Stored items:
↓

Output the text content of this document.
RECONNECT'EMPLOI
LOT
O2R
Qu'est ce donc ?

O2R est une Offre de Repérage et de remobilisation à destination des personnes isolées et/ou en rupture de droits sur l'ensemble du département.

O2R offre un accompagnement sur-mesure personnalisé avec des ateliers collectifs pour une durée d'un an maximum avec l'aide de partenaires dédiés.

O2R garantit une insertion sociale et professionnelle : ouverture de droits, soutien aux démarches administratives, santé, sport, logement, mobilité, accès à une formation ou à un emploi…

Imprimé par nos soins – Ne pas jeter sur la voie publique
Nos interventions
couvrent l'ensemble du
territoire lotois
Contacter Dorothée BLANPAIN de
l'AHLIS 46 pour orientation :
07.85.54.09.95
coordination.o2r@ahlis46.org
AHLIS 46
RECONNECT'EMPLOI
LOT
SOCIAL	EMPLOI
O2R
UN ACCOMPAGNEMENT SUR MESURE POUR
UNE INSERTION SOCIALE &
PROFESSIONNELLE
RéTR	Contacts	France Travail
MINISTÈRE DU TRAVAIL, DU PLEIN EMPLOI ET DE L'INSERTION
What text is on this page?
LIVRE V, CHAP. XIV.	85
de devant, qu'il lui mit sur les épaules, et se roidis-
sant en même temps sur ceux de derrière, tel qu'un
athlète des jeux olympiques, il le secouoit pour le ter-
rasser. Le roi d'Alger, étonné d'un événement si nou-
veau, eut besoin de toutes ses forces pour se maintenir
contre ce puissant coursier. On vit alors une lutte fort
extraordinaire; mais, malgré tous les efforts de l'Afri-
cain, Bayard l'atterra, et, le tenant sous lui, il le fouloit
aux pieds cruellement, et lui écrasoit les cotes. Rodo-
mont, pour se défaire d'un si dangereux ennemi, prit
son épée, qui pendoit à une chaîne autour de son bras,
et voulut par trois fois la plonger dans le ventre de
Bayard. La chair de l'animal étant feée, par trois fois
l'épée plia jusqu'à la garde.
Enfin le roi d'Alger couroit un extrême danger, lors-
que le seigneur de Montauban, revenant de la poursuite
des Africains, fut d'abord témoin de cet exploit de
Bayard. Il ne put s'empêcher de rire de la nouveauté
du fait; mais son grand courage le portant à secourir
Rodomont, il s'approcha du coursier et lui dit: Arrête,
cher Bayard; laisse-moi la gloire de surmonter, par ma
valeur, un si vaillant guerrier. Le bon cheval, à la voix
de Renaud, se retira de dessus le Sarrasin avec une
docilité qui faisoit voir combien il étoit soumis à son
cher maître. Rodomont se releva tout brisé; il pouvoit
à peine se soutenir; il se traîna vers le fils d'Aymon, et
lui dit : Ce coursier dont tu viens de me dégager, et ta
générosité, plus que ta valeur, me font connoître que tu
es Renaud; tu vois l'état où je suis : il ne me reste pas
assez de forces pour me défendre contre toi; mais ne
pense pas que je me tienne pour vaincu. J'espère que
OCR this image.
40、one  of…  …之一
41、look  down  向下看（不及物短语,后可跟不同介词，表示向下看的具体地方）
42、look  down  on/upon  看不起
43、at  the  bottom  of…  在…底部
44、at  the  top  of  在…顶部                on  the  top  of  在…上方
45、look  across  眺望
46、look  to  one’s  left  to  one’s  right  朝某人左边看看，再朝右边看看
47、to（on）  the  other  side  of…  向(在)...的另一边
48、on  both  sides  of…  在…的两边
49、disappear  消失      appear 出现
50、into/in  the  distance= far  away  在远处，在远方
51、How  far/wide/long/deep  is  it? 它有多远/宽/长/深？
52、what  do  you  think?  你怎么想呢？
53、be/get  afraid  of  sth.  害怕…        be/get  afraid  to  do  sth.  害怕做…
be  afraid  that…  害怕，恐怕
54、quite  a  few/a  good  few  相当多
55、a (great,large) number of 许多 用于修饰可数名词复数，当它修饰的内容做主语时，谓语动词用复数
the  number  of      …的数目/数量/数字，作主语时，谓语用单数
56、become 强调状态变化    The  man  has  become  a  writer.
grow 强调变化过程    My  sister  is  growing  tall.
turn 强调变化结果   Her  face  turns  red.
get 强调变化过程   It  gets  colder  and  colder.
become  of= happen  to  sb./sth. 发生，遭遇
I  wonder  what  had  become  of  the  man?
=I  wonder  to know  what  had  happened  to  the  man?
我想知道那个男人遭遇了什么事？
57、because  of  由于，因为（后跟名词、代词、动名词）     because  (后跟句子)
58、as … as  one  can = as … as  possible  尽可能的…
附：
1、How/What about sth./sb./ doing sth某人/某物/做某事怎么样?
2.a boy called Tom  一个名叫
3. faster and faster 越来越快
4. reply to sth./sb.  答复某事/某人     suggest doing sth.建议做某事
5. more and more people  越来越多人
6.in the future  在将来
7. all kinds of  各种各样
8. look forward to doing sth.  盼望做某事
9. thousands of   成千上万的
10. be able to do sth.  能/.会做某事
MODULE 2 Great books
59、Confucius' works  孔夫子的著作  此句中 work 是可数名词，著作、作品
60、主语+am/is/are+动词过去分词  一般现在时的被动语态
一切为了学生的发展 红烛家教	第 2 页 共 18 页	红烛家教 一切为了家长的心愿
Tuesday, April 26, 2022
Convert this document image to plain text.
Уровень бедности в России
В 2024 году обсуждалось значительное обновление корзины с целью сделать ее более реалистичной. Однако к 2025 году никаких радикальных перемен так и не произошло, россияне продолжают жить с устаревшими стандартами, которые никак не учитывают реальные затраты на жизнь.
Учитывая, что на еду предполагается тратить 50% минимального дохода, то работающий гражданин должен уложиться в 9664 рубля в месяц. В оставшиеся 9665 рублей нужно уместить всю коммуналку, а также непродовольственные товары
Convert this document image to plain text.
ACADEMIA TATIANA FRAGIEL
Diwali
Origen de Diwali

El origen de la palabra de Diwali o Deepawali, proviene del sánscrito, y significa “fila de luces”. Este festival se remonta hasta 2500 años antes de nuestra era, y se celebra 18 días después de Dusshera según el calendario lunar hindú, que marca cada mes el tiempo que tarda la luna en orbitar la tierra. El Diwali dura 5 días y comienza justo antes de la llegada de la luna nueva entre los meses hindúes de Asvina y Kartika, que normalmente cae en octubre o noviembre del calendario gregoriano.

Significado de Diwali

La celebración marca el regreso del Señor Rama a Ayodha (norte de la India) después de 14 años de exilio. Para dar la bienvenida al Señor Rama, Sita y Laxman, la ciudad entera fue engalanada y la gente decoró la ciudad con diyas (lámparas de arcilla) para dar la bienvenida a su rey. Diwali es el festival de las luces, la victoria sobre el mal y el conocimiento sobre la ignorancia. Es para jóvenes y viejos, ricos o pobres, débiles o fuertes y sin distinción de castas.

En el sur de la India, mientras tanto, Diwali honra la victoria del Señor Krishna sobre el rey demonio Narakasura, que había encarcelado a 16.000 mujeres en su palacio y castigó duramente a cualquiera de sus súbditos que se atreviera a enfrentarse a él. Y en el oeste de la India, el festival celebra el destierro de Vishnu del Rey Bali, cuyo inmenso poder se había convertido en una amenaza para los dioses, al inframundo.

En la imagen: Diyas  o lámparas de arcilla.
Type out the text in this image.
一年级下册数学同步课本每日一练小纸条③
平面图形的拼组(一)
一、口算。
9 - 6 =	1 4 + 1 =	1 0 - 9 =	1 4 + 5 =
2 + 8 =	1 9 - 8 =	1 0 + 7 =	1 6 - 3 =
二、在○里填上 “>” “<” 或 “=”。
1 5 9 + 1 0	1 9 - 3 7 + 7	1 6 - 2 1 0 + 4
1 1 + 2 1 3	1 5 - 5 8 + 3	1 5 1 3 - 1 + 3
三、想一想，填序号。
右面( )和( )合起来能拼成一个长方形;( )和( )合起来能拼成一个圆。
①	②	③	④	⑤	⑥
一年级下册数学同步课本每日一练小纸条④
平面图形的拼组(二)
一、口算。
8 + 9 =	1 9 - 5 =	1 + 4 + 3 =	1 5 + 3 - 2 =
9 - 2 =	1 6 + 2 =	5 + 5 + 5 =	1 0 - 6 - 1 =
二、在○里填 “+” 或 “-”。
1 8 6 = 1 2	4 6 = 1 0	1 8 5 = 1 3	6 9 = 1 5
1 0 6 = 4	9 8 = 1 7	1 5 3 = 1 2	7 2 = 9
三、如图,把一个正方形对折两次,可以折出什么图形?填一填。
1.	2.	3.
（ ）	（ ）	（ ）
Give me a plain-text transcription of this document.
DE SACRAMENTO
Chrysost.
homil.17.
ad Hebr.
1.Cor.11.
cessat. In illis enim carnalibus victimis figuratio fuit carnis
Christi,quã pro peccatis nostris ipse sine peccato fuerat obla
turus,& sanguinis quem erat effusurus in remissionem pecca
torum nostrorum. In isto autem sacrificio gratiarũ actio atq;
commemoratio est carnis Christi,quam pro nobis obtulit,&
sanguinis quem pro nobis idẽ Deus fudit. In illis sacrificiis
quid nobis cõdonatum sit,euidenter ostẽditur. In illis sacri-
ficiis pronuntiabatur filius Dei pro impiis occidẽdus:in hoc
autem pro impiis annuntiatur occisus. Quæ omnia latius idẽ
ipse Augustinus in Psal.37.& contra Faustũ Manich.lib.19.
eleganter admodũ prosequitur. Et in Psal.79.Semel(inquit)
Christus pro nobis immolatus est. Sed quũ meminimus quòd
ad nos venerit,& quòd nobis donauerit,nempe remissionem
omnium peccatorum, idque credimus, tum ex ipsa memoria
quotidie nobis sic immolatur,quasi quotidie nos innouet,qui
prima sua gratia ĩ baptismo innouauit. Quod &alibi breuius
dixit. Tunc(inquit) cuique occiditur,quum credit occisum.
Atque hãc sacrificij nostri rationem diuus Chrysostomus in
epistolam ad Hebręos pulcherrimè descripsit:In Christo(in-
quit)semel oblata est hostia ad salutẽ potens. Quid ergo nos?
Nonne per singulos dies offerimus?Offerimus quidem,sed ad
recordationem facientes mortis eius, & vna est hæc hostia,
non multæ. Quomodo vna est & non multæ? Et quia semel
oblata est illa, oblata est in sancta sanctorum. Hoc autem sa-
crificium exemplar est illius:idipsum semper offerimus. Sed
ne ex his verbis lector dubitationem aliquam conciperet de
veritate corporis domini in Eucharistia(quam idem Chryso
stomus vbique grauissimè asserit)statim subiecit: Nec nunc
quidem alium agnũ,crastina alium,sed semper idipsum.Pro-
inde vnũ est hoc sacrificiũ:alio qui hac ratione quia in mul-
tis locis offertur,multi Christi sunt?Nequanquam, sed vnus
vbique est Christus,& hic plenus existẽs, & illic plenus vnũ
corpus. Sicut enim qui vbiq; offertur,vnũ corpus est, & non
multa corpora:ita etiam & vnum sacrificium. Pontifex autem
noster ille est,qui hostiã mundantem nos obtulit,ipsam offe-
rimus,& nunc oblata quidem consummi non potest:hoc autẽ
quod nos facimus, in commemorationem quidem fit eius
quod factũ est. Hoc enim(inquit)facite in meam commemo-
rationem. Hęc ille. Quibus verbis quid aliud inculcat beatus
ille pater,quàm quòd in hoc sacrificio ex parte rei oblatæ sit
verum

↑

What you should do: Extract each line holding the word "Rodomont" from the records.

Output for this task:
Rodomont, il s'approcha du coursier et lui dit: Arrête,
cher maître. Rodomont se releva tout brisé; il pouvoit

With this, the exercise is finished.